▶
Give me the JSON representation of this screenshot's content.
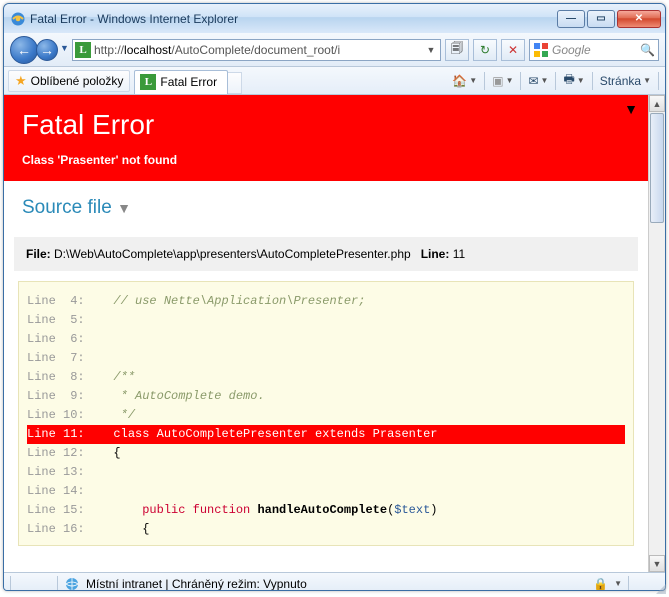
{
  "window": {
    "title": "Fatal Error - Windows Internet Explorer"
  },
  "nav": {
    "url_prefix": "http://",
    "url_host": "localhost",
    "url_path": "/AutoComplete/document_root/i",
    "search_placeholder": "Google"
  },
  "favorites": {
    "label": "Oblíbené položky"
  },
  "tab": {
    "title": "Fatal Error"
  },
  "toolbar": {
    "page_label": "Stránka"
  },
  "error": {
    "heading": "Fatal Error",
    "message": "Class 'Prasenter' not found"
  },
  "source": {
    "section_title": "Source file",
    "file_label": "File:",
    "file_path": "D:\\Web\\AutoComplete\\app\\presenters\\AutoCompletePresenter.php",
    "line_label": "Line:",
    "line_no": "11"
  },
  "code": {
    "l4_no": "Line  4:",
    "l4_c": "// use Nette\\Application\\Presenter;",
    "l5_no": "Line  5:",
    "l6_no": "Line  6:",
    "l7_no": "Line  7:",
    "l8_no": "Line  8:",
    "l8_c": "/**",
    "l9_no": "Line  9:",
    "l9_c": " * AutoComplete demo.",
    "l10_no": "Line 10:",
    "l10_c": " */",
    "l11_no": "Line 11:",
    "l11_t": "class AutoCompletePresenter extends Prasenter",
    "l12_no": "Line 12:",
    "l12_t": "{",
    "l13_no": "Line 13:",
    "l14_no": "Line 14:",
    "l15_no": "Line 15:",
    "l15_k1": "public",
    "l15_k2": "function",
    "l15_fn": "handleAutoComplete",
    "l15_p1": "(",
    "l15_v": "$text",
    "l15_p2": ")",
    "l16_no": "Line 16:",
    "l16_t": "{"
  },
  "status": {
    "zone_text": "Místní intranet | Chráněný režim: Vypnuto"
  }
}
◀
Exercise details: Report the number of lines of the listing above that hold the string "Prasenter", with no other text.

Answer to the exercise: 2